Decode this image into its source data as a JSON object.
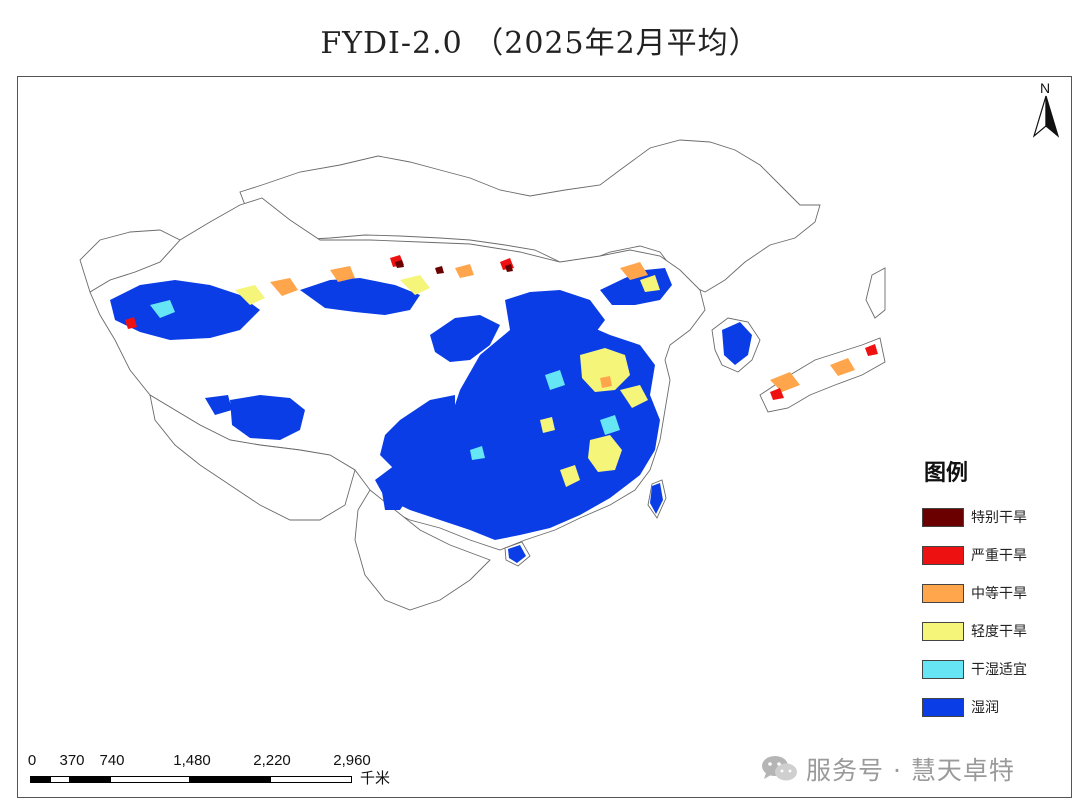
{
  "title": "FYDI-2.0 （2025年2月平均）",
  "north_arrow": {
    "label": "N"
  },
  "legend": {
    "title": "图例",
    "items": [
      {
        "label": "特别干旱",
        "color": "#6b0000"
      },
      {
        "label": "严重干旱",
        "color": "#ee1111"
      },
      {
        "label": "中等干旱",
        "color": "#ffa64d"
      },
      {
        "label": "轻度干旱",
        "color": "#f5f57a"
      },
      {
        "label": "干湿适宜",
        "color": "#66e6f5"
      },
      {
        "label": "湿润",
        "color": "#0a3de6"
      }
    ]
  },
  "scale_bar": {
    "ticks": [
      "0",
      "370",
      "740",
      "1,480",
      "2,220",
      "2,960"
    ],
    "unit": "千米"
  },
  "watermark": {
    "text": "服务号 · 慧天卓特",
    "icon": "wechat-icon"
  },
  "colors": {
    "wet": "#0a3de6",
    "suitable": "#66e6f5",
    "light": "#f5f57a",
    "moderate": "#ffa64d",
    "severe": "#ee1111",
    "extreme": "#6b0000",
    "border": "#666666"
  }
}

####################

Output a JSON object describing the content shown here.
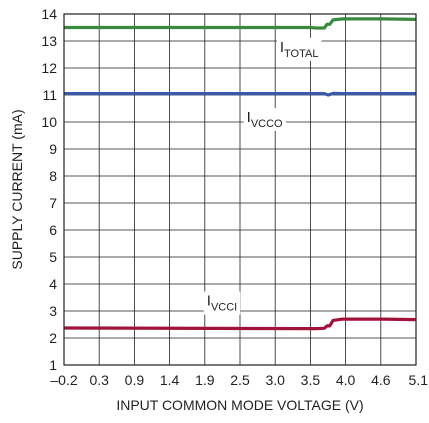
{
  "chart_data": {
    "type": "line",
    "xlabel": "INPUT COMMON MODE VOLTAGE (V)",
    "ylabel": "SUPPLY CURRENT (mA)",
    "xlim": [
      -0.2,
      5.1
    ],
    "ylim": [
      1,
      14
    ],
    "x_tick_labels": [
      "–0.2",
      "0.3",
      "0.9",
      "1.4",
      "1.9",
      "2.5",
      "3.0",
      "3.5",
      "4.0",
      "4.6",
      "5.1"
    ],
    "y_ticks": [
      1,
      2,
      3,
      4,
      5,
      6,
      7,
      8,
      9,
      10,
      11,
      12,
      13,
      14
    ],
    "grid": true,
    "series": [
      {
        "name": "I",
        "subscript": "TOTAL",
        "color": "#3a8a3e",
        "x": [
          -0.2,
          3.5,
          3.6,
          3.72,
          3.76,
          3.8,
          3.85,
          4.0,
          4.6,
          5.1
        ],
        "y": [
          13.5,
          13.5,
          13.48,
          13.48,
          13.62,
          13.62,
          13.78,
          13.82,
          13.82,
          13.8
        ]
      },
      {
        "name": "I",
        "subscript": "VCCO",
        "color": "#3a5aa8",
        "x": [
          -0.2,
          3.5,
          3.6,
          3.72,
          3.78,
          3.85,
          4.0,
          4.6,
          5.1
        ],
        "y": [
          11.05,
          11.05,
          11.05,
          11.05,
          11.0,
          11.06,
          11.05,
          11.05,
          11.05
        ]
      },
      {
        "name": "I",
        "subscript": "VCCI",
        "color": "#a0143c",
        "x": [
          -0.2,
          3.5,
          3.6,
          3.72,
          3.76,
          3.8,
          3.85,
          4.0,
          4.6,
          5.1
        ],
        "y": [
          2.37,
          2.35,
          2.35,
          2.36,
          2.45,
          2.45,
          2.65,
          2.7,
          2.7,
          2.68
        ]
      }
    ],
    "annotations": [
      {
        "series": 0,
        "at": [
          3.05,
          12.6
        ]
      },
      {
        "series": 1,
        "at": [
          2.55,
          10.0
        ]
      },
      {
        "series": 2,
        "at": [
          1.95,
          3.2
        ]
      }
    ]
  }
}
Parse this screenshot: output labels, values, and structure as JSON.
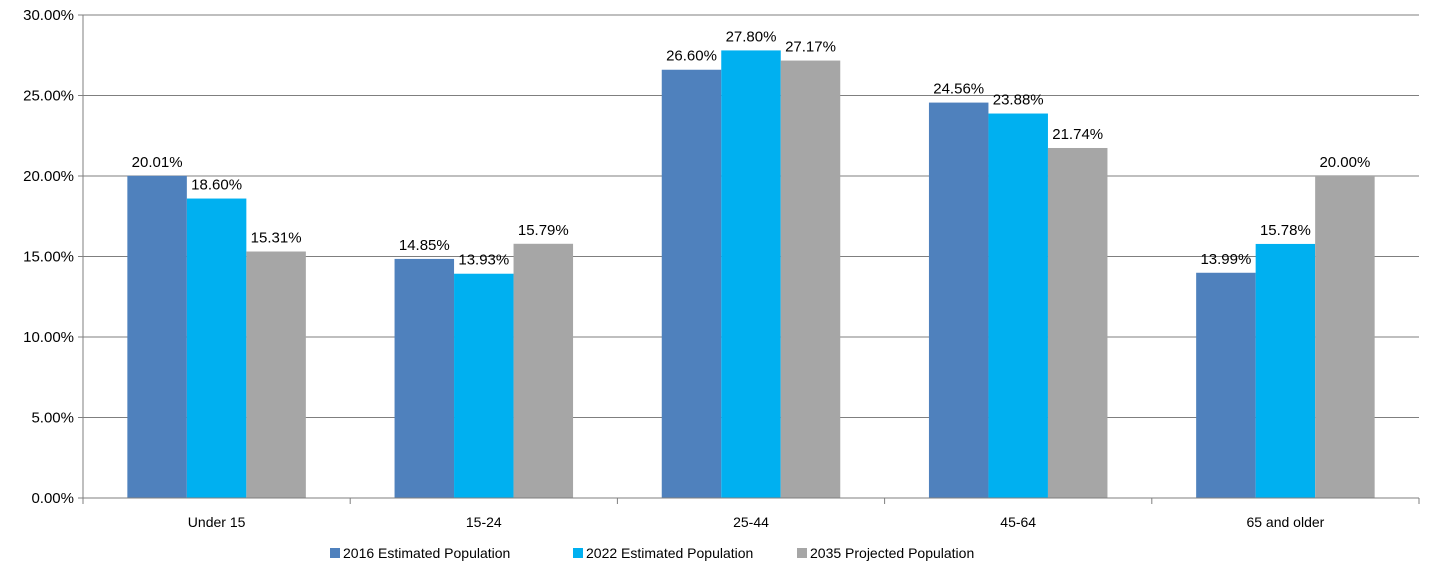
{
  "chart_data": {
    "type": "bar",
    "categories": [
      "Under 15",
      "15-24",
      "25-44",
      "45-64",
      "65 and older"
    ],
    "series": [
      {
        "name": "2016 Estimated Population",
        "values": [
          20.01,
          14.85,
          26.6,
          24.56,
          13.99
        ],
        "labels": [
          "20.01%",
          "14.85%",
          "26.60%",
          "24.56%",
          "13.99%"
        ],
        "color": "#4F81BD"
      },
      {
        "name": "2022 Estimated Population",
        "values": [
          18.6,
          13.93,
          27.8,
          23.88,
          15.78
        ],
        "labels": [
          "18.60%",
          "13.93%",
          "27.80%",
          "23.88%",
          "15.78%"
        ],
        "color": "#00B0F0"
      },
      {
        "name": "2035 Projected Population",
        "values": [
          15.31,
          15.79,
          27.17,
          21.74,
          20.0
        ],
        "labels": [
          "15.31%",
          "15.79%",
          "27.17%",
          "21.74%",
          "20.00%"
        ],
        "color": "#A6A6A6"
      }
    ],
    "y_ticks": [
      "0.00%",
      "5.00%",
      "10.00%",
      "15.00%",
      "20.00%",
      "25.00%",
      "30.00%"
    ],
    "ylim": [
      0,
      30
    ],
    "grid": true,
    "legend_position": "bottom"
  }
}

####################

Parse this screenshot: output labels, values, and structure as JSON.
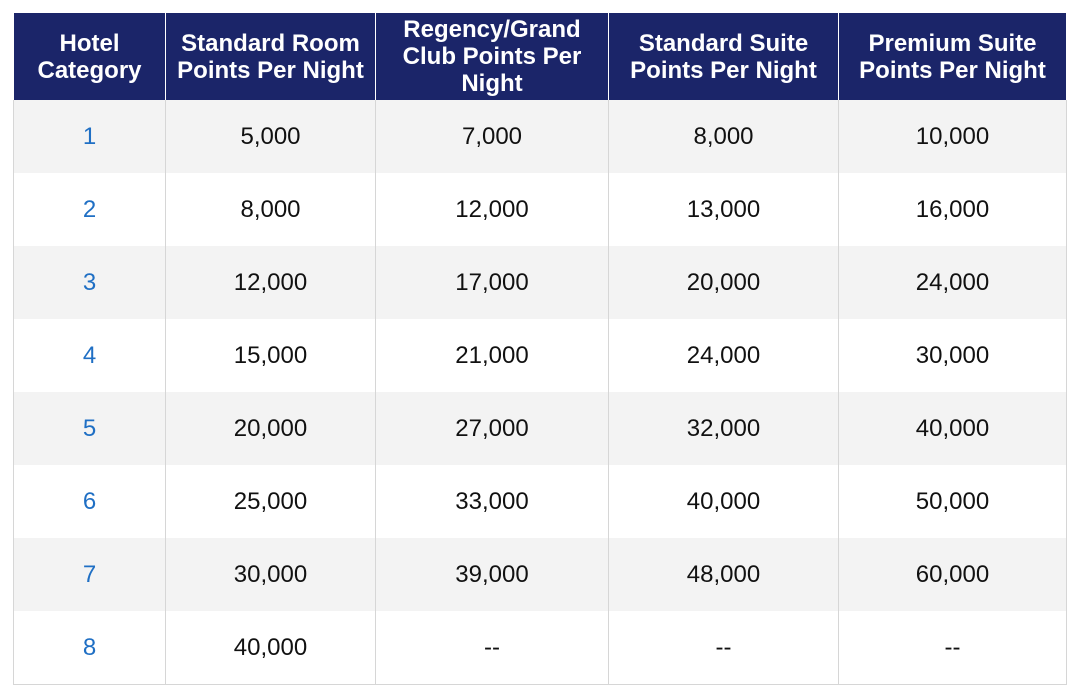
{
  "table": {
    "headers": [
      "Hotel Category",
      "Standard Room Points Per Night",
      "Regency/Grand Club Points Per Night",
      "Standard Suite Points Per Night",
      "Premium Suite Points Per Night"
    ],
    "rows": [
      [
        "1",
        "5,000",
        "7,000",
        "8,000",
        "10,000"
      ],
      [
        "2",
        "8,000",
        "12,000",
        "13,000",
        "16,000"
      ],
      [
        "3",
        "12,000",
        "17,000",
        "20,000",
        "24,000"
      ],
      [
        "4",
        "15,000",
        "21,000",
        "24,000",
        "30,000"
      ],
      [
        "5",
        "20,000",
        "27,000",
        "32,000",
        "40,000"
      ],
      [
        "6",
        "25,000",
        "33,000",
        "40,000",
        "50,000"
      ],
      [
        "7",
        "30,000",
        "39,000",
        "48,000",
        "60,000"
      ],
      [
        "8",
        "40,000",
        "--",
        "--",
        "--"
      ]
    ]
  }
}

####################

__What you should do__. From the records above, work out how many lines contain the string "Points". Give only the number.

__Full answer__. 4